** start of Input data **

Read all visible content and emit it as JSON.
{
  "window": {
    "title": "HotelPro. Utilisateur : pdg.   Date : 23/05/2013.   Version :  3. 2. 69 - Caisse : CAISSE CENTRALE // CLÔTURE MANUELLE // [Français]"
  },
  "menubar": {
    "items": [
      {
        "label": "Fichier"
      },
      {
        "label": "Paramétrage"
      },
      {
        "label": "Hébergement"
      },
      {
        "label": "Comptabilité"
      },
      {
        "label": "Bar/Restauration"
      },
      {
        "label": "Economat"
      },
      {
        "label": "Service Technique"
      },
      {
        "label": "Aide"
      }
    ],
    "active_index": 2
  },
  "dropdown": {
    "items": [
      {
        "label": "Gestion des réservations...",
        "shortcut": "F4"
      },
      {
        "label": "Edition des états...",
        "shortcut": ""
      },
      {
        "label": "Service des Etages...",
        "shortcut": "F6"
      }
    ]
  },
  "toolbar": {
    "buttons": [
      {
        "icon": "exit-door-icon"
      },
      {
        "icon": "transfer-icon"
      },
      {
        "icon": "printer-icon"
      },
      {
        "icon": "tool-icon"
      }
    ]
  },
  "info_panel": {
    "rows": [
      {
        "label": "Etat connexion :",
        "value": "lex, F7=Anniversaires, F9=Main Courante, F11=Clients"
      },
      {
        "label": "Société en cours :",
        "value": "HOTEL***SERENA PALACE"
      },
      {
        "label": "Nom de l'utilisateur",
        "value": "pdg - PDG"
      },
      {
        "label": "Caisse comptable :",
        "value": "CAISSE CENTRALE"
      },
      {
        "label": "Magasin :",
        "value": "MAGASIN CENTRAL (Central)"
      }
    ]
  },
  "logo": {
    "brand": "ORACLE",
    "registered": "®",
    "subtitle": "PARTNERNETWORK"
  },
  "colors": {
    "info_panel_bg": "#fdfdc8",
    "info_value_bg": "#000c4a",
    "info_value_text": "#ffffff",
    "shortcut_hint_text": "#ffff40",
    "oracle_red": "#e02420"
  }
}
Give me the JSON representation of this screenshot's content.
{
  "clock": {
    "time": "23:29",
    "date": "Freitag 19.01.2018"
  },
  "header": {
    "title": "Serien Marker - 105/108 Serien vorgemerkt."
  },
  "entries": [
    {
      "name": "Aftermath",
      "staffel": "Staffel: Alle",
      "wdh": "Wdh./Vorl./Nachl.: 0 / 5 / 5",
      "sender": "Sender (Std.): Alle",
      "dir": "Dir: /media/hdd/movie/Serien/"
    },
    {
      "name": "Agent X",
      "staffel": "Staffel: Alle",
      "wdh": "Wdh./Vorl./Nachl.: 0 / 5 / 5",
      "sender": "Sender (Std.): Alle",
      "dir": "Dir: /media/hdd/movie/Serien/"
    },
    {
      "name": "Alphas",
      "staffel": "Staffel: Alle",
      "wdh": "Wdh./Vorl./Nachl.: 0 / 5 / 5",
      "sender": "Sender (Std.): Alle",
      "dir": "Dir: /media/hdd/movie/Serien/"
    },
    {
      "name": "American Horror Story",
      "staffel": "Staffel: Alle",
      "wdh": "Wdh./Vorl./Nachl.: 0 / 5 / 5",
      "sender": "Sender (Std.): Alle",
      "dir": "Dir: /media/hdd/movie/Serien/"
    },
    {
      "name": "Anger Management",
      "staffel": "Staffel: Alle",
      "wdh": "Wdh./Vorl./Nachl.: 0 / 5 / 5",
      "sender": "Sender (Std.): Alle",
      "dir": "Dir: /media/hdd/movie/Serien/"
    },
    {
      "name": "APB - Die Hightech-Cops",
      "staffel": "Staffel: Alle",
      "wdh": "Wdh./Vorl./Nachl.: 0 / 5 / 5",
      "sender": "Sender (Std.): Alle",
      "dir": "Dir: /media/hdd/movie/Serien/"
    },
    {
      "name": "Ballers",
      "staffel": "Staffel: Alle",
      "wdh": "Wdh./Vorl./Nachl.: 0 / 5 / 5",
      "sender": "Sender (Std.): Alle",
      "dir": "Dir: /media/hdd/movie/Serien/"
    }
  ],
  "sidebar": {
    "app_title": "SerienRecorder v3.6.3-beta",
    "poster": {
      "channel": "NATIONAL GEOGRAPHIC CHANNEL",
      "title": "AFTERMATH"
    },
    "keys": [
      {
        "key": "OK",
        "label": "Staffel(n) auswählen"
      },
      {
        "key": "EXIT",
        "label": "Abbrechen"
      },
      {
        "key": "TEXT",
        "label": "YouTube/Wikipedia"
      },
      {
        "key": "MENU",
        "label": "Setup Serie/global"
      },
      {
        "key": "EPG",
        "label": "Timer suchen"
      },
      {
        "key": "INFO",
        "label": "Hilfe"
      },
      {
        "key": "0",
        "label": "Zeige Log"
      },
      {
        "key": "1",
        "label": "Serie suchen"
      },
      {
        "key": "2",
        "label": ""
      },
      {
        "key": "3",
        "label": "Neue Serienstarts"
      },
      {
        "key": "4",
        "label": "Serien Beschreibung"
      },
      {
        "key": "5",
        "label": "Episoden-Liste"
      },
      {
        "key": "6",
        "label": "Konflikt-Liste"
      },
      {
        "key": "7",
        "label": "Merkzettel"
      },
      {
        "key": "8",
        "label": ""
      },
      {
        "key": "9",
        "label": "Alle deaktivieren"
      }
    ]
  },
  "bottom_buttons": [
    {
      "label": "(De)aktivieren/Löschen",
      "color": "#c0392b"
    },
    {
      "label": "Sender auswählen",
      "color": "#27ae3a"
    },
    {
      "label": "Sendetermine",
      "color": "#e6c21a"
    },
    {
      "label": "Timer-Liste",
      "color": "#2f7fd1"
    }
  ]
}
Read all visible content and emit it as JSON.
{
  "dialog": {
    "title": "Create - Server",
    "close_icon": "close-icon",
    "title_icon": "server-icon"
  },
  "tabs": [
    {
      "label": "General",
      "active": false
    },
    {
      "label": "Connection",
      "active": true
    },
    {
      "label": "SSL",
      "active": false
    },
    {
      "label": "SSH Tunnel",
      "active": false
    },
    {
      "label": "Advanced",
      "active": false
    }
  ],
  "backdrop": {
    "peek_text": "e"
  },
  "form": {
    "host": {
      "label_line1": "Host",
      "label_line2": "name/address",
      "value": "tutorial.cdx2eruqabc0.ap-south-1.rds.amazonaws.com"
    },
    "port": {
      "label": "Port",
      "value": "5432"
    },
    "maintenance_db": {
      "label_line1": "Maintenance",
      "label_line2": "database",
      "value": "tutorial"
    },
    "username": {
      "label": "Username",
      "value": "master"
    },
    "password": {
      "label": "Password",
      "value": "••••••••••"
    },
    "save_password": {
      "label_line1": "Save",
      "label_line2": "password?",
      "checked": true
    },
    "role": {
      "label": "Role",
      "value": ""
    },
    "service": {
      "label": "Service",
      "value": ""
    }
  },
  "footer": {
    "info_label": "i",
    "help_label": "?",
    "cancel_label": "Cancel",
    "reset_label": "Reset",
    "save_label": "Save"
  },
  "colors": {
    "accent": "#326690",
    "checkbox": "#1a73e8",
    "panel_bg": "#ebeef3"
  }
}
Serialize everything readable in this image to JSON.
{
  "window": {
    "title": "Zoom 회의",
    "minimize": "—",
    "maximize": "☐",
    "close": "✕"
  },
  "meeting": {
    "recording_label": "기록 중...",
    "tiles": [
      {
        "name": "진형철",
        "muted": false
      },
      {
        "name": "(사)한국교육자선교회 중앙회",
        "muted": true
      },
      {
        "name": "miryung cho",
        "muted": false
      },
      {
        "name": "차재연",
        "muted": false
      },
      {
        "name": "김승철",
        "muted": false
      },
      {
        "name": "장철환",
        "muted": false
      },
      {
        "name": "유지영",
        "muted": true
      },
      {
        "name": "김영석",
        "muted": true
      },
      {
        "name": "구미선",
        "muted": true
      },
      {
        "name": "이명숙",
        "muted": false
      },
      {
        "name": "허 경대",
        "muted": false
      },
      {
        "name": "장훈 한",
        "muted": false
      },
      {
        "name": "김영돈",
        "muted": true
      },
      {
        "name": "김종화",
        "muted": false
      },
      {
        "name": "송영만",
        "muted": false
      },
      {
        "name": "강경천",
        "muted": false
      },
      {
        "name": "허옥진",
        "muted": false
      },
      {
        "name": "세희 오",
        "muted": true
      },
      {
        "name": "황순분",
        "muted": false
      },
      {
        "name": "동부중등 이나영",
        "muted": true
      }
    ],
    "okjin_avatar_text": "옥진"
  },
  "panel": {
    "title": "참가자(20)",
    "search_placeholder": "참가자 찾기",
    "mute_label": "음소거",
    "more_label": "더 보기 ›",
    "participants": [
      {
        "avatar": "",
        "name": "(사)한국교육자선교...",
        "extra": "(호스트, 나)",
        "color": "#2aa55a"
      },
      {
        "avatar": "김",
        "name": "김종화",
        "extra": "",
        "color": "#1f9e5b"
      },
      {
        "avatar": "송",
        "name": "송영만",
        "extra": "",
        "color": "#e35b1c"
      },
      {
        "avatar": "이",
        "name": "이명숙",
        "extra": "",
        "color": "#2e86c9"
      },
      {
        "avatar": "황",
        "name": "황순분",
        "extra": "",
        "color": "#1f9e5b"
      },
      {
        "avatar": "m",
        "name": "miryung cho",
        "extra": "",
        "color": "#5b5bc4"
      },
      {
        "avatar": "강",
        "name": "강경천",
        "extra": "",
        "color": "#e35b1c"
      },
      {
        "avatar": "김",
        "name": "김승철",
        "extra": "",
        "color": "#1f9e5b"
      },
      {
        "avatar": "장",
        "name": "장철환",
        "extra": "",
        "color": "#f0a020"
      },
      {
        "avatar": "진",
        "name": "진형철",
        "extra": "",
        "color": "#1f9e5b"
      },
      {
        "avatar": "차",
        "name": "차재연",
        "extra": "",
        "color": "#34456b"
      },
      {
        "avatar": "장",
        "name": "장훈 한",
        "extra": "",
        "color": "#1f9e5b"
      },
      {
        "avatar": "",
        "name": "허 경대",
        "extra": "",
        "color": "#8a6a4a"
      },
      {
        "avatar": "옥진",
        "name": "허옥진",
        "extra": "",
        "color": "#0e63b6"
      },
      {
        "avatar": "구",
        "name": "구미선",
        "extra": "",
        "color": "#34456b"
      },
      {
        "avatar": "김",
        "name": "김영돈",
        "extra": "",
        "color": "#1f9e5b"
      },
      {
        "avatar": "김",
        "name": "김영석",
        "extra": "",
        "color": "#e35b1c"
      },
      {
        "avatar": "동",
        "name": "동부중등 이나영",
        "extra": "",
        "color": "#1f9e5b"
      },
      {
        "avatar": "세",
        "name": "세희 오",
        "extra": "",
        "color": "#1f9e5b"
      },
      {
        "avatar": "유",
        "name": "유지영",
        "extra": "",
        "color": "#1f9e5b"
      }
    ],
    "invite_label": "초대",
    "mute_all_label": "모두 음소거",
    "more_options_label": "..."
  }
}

** end of Input data **

Objective.
Display every line of the listing that contains the string "tutorial".

Answer to this task.
      "value": "tutorial.cdx2eruqabc0.ap-south-1.rds.amazonaws.com"
      "value": "tutorial"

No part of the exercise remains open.